Collected data:
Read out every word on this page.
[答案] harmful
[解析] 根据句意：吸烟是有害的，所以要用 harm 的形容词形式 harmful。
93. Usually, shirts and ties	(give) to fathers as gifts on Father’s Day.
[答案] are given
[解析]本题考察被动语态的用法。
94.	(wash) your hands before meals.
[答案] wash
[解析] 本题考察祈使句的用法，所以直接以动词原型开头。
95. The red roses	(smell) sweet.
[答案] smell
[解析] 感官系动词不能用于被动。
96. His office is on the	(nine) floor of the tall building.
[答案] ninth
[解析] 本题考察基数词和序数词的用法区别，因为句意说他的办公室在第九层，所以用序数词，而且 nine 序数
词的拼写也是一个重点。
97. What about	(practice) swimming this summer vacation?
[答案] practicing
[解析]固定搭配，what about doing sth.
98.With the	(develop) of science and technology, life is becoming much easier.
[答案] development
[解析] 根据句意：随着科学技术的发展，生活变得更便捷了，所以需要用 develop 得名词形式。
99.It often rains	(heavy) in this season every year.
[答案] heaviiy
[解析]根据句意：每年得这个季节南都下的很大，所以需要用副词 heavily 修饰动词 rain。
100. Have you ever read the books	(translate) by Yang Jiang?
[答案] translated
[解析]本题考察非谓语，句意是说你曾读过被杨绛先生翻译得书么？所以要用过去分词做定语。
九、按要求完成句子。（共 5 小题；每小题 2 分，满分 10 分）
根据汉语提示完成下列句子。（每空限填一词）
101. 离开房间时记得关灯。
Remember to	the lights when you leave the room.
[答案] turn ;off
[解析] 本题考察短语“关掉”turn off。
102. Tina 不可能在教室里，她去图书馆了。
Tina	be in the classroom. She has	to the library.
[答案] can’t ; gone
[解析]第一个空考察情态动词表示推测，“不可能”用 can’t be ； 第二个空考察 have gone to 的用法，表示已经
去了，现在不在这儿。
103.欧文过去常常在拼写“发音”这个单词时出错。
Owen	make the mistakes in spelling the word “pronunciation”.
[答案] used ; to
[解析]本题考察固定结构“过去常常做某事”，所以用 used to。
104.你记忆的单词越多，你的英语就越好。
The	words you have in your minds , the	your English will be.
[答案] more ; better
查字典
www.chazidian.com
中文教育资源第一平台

Instructions for the task: Read the entries and select each line where the word "about" is found.

In response:
97. What about	(practice) swimming this summer vacation?
[解析]固定搭配，what about doing sth.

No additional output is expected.